::: Raw data :::

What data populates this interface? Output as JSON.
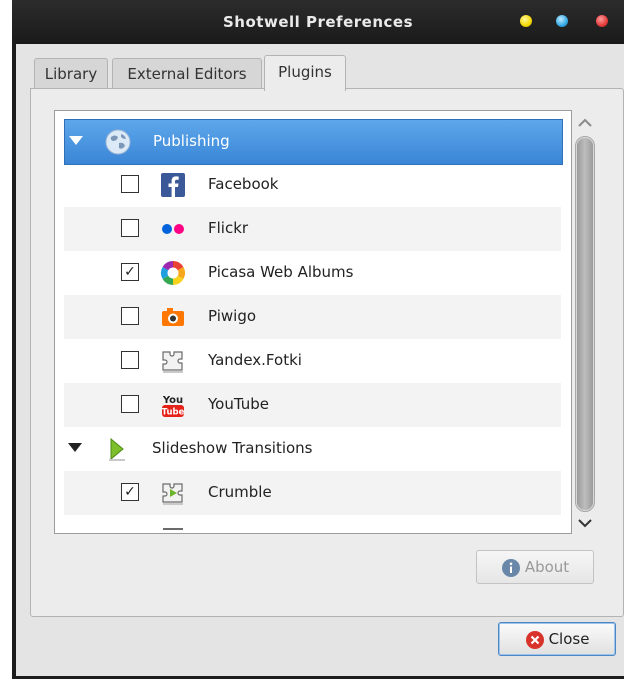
{
  "window": {
    "title": "Shotwell Preferences"
  },
  "tabs": [
    {
      "label": "Library"
    },
    {
      "label": "External Editors"
    },
    {
      "label": "Plugins"
    }
  ],
  "plugins": {
    "publishing": {
      "label": "Publishing",
      "items": [
        {
          "label": "Facebook",
          "checked": false,
          "icon": "facebook-icon"
        },
        {
          "label": "Flickr",
          "checked": false,
          "icon": "flickr-icon"
        },
        {
          "label": "Picasa Web Albums",
          "checked": true,
          "icon": "picasa-icon"
        },
        {
          "label": "Piwigo",
          "checked": false,
          "icon": "piwigo-camera-icon"
        },
        {
          "label": "Yandex.Fotki",
          "checked": false,
          "icon": "puzzle-plugin-icon"
        },
        {
          "label": "YouTube",
          "checked": false,
          "icon": "youtube-icon"
        }
      ]
    },
    "transitions": {
      "label": "Slideshow Transitions",
      "items": [
        {
          "label": "Crumble",
          "checked": true,
          "icon": "transition-plugin-icon"
        }
      ]
    }
  },
  "buttons": {
    "about": "About",
    "close": "Close"
  },
  "colors": {
    "selection": "#3a86d6",
    "close_icon": "#d9342b",
    "about_icon": "#6a86a8"
  }
}
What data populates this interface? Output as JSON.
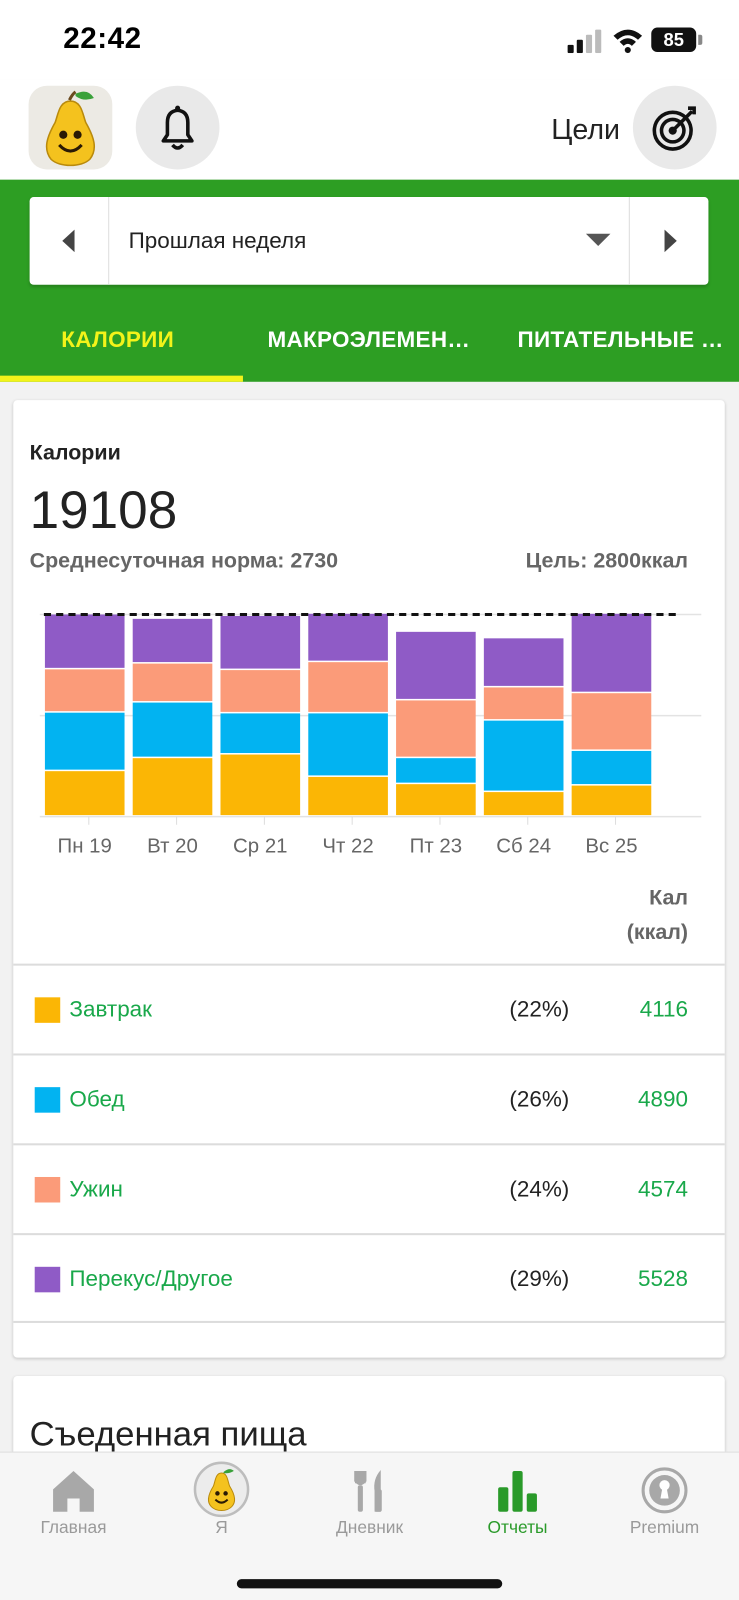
{
  "status_bar": {
    "time": "22:42",
    "battery": "85"
  },
  "header": {
    "goals_label": "Цели"
  },
  "period": {
    "label": "Прошлая неделя"
  },
  "tabs": [
    {
      "label": "КАЛОРИИ",
      "active": true
    },
    {
      "label": "МАКРОЭЛЕМЕН…",
      "active": false
    },
    {
      "label": "ПИТАТЕЛЬНЫЕ …",
      "active": false
    }
  ],
  "summary": {
    "title": "Калории",
    "total": "19108",
    "average": "Среднесуточная норма: 2730",
    "goal": "Цель: 2800ккал",
    "unit_line1": "Кал",
    "unit_line2": "(ккал)"
  },
  "colors": {
    "breakfast": "#fbb605",
    "lunch": "#02b3f1",
    "dinner": "#fb9b79",
    "snack": "#8f5bc6",
    "accent_green": "#2d9e23",
    "tab_active": "#f3f31a"
  },
  "chart_data": {
    "type": "bar",
    "stacked": true,
    "categories": [
      "Пн 19",
      "Вт 20",
      "Ср 21",
      "Чт 22",
      "Пт 23",
      "Сб 24",
      "Вс 25"
    ],
    "series": [
      {
        "name": "Завтрак",
        "color": "#fbb605",
        "values": [
          630,
          810,
          860,
          550,
          450,
          340,
          430
        ]
      },
      {
        "name": "Обед",
        "color": "#02b3f1",
        "values": [
          810,
          770,
          570,
          880,
          360,
          990,
          480
        ]
      },
      {
        "name": "Ужин",
        "color": "#fb9b79",
        "values": [
          600,
          540,
          600,
          710,
          800,
          460,
          800
        ]
      },
      {
        "name": "Перекус/Другое",
        "color": "#8f5bc6",
        "values": [
          760,
          620,
          750,
          670,
          950,
          680,
          1100
        ]
      }
    ],
    "goal_line": 2800,
    "ylim": [
      0,
      2800
    ],
    "grid": true,
    "legend": "below"
  },
  "breakdown": [
    {
      "name": "Завтрак",
      "pct": "(22%)",
      "value": "4116",
      "color": "#fbb605"
    },
    {
      "name": "Обед",
      "pct": "(26%)",
      "value": "4890",
      "color": "#02b3f1"
    },
    {
      "name": "Ужин",
      "pct": "(24%)",
      "value": "4574",
      "color": "#fb9b79"
    },
    {
      "name": "Перекус/Другое",
      "pct": "(29%)",
      "value": "5528",
      "color": "#8f5bc6"
    }
  ],
  "food_card": {
    "title": "Съеденная пища"
  },
  "bottom_nav": [
    {
      "label": "Главная",
      "icon": "home-icon",
      "active": false
    },
    {
      "label": "Я",
      "icon": "pear-avatar-icon",
      "active": false
    },
    {
      "label": "Дневник",
      "icon": "fork-knife-icon",
      "active": false
    },
    {
      "label": "Отчеты",
      "icon": "bar-chart-icon",
      "active": true
    },
    {
      "label": "Premium",
      "icon": "premium-badge-icon",
      "active": false
    }
  ]
}
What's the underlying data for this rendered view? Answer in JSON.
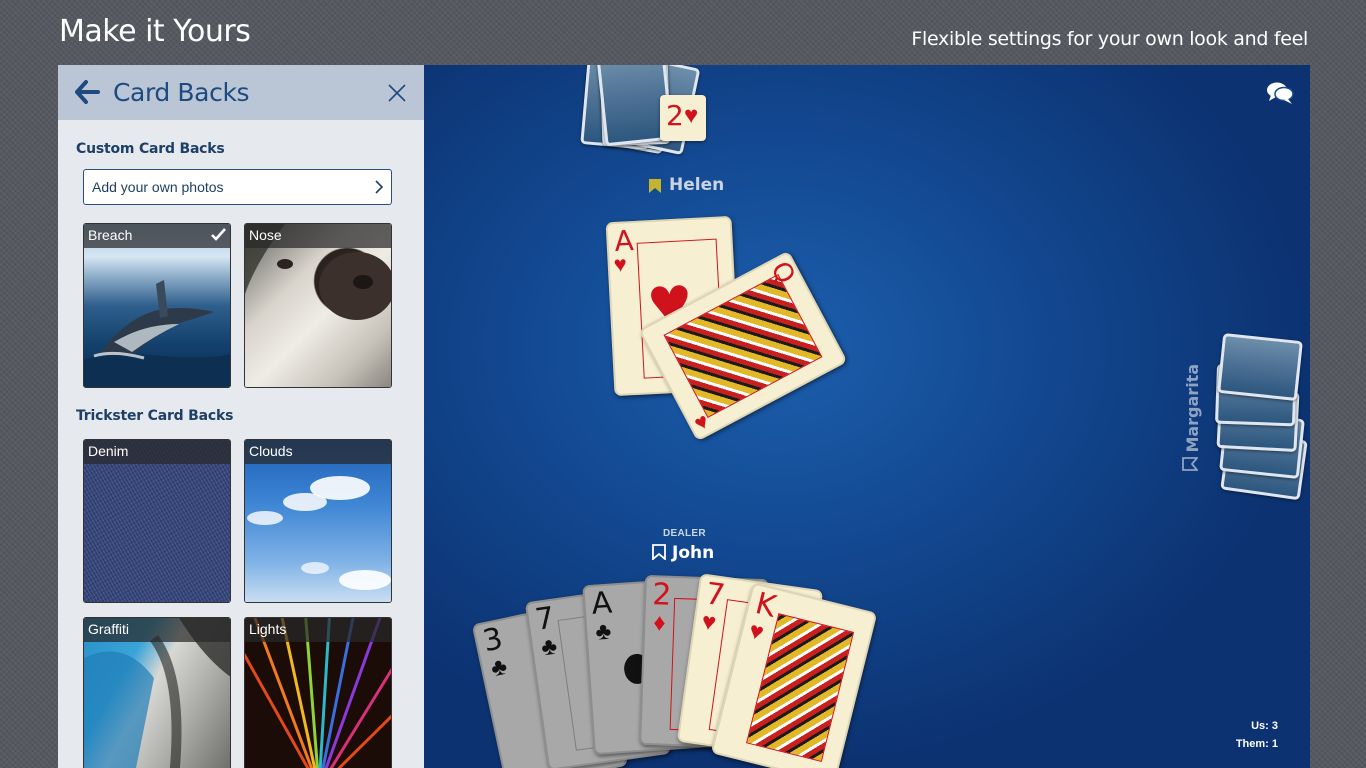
{
  "page": {
    "headline": "Make it Yours",
    "tagline": "Flexible settings for your own look and feel"
  },
  "panel": {
    "title": "Card Backs",
    "custom_section": "Custom Card Backs",
    "add_photos": "Add your own photos",
    "trickster_section": "Trickster Card Backs",
    "custom_backs": [
      {
        "label": "Breach",
        "selected": true
      },
      {
        "label": "Nose",
        "selected": false
      }
    ],
    "trickster_backs": [
      {
        "label": "Denim"
      },
      {
        "label": "Clouds"
      },
      {
        "label": "Graffiti"
      },
      {
        "label": "Lights"
      }
    ]
  },
  "game": {
    "players": {
      "top": "Helen",
      "right": "Margarita",
      "bottom": "John"
    },
    "dealer_label": "DEALER",
    "top_shown_card": {
      "rank": "2",
      "suit": "♥"
    },
    "trick_cards": [
      {
        "rank": "A",
        "suit": "♥"
      },
      {
        "rank": "Q",
        "suit": "♥"
      }
    ],
    "hand": [
      {
        "rank": "3",
        "suit": "♣",
        "playable": false
      },
      {
        "rank": "7",
        "suit": "♣",
        "playable": false
      },
      {
        "rank": "A",
        "suit": "♣",
        "playable": false
      },
      {
        "rank": "2",
        "suit": "♦",
        "playable": false
      },
      {
        "rank": "7",
        "suit": "♥",
        "playable": true
      },
      {
        "rank": "K",
        "suit": "♥",
        "playable": true
      }
    ],
    "score": {
      "us_label": "Us:",
      "us_value": "3",
      "them_label": "Them:",
      "them_value": "1"
    }
  },
  "colors": {
    "panel_header": "#bac6d6",
    "panel_bg": "#e6e9ee",
    "accent": "#1e4a80",
    "table": "#134a93"
  }
}
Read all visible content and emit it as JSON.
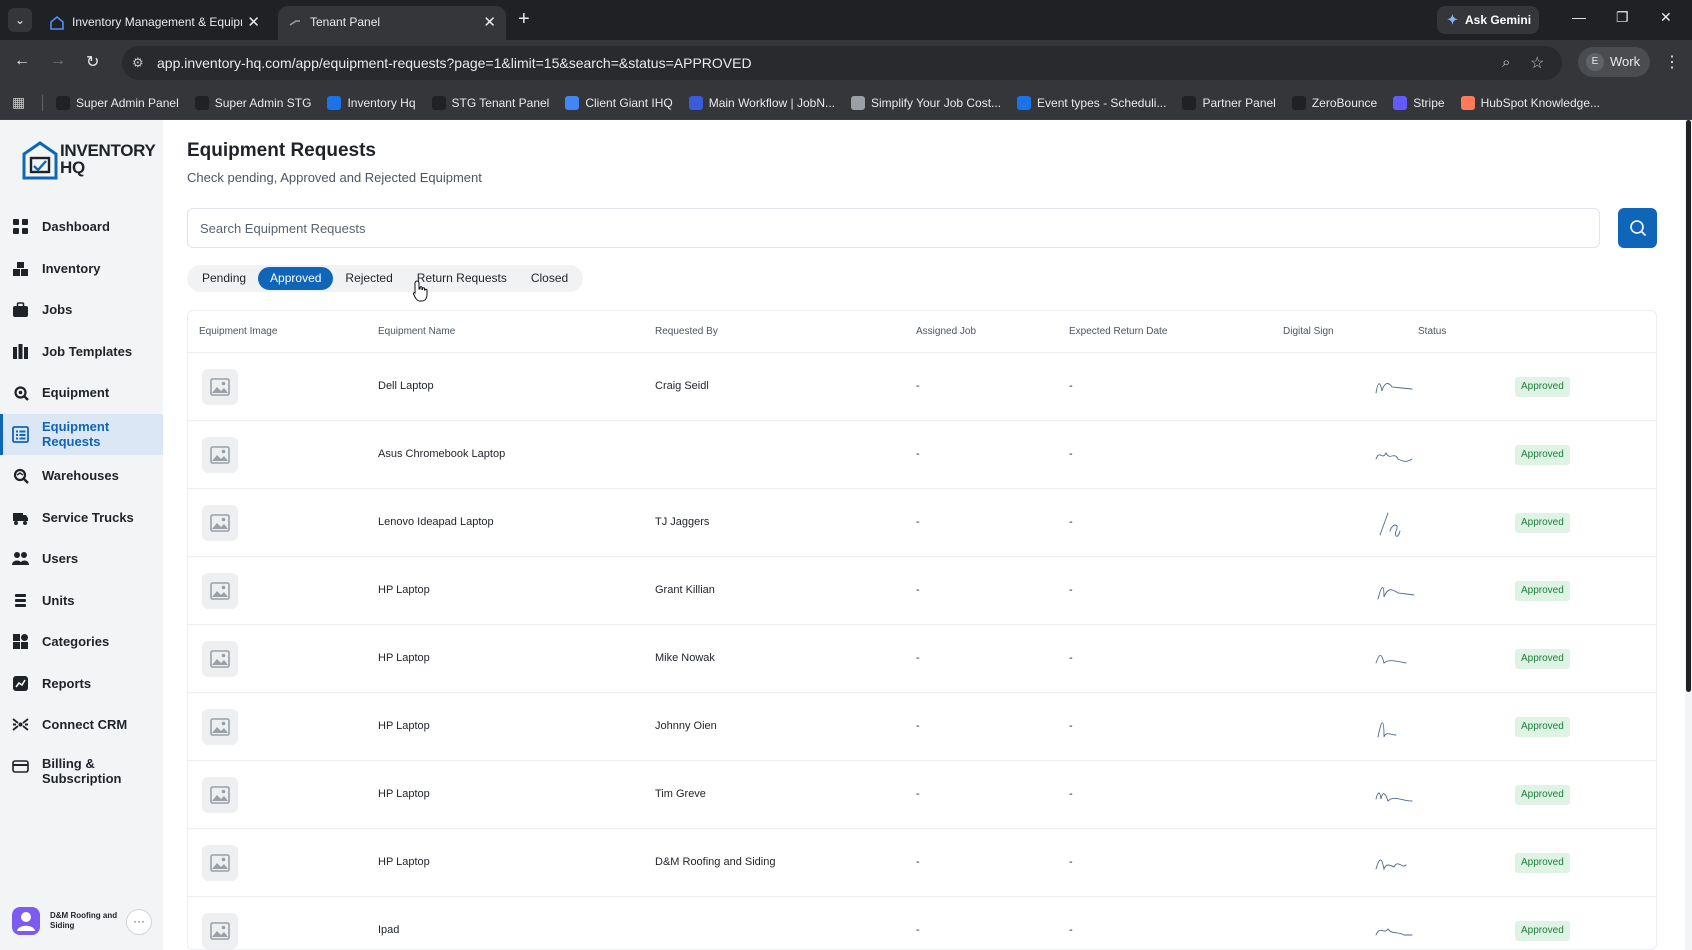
{
  "browser": {
    "tabs": [
      {
        "title": "Inventory Management & Equipm",
        "active": false
      },
      {
        "title": "Tenant Panel",
        "active": true
      }
    ],
    "gemini_label": "Ask Gemini",
    "url": "app.inventory-hq.com/app/equipment-requests?page=1&limit=15&search=&status=APPROVED",
    "profile_initial": "E",
    "profile_label": "Work",
    "bookmarks": [
      {
        "label": "Super Admin Panel",
        "color": "#202124"
      },
      {
        "label": "Super Admin STG",
        "color": "#202124"
      },
      {
        "label": "Inventory Hq",
        "color": "#1a73e8"
      },
      {
        "label": "STG Tenant Panel",
        "color": "#202124"
      },
      {
        "label": "Client Giant IHQ",
        "color": "#4285f4"
      },
      {
        "label": "Main Workflow | JobN...",
        "color": "#3b5bdb"
      },
      {
        "label": "Simplify Your Job Cost...",
        "color": "#9aa0a6"
      },
      {
        "label": "Event types - Scheduli...",
        "color": "#1a73e8"
      },
      {
        "label": "Partner Panel",
        "color": "#202124"
      },
      {
        "label": "ZeroBounce",
        "color": "#202124"
      },
      {
        "label": "Stripe",
        "color": "#635bff"
      },
      {
        "label": "HubSpot Knowledge...",
        "color": "#ff7a59"
      }
    ]
  },
  "sidebar": {
    "logo_line1": "INVENTORY",
    "logo_line2": "HQ",
    "items": [
      {
        "label": "Dashboard",
        "icon": "grid-icon",
        "active": false
      },
      {
        "label": "Inventory",
        "icon": "boxes-icon",
        "active": false
      },
      {
        "label": "Jobs",
        "icon": "briefcase-icon",
        "active": false
      },
      {
        "label": "Job Templates",
        "icon": "template-icon",
        "active": false
      },
      {
        "label": "Equipment",
        "icon": "gear-wrench-icon",
        "active": false
      },
      {
        "label": "Equipment Requests",
        "icon": "clipboard-list-icon",
        "active": true
      },
      {
        "label": "Warehouses",
        "icon": "warehouse-icon",
        "active": false
      },
      {
        "label": "Service Trucks",
        "icon": "truck-icon",
        "active": false
      },
      {
        "label": "Users",
        "icon": "users-icon",
        "active": false
      },
      {
        "label": "Units",
        "icon": "units-icon",
        "active": false
      },
      {
        "label": "Categories",
        "icon": "categories-icon",
        "active": false
      },
      {
        "label": "Reports",
        "icon": "reports-icon",
        "active": false
      },
      {
        "label": "Connect CRM",
        "icon": "crm-icon",
        "active": false
      },
      {
        "label": "Billing & Subscription",
        "icon": "card-icon",
        "active": false
      }
    ],
    "org_name": "D&M Roofing and Siding",
    "org_more": "···"
  },
  "page": {
    "title": "Equipment Requests",
    "subtitle": "Check pending, Approved and Rejected Equipment",
    "search_placeholder": "Search Equipment Requests",
    "search_value": "",
    "status_tabs": [
      "Pending",
      "Approved",
      "Rejected",
      "Return Requests",
      "Closed"
    ],
    "active_tab": "Approved"
  },
  "table": {
    "columns": [
      "Equipment Image",
      "Equipment Name",
      "Requested By",
      "Assigned Job",
      "Expected Return Date",
      "Digital Sign",
      "Status"
    ],
    "rows": [
      {
        "name": "Dell Laptop",
        "requested_by": "Craig Seidl",
        "job": "-",
        "return_date": "-",
        "status": "Approved"
      },
      {
        "name": "Asus Chromebook Laptop",
        "requested_by": "",
        "job": "-",
        "return_date": "-",
        "status": "Approved"
      },
      {
        "name": "Lenovo Ideapad Laptop",
        "requested_by": "TJ Jaggers",
        "job": "-",
        "return_date": "-",
        "status": "Approved"
      },
      {
        "name": "HP Laptop",
        "requested_by": "Grant Killian",
        "job": "-",
        "return_date": "-",
        "status": "Approved"
      },
      {
        "name": "HP Laptop",
        "requested_by": "Mike Nowak",
        "job": "-",
        "return_date": "-",
        "status": "Approved"
      },
      {
        "name": "HP Laptop",
        "requested_by": "Johnny Oien",
        "job": "-",
        "return_date": "-",
        "status": "Approved"
      },
      {
        "name": "HP Laptop",
        "requested_by": "Tim Greve",
        "job": "-",
        "return_date": "-",
        "status": "Approved"
      },
      {
        "name": "HP Laptop",
        "requested_by": "D&M Roofing and Siding",
        "job": "-",
        "return_date": "-",
        "status": "Approved"
      },
      {
        "name": "Ipad",
        "requested_by": "",
        "job": "-",
        "return_date": "-",
        "status": "Approved"
      }
    ]
  },
  "colors": {
    "primary": "#0f66b8",
    "approved_bg": "#dff3e4",
    "approved_text": "#1a7f37"
  }
}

:::

## Work to complete
Locate all lines holding the word "Rejected", then copy them out.

## Output for this exercise
    "subtitle": "Check pending, Approved and Rejected Equipment",
      "Rejected",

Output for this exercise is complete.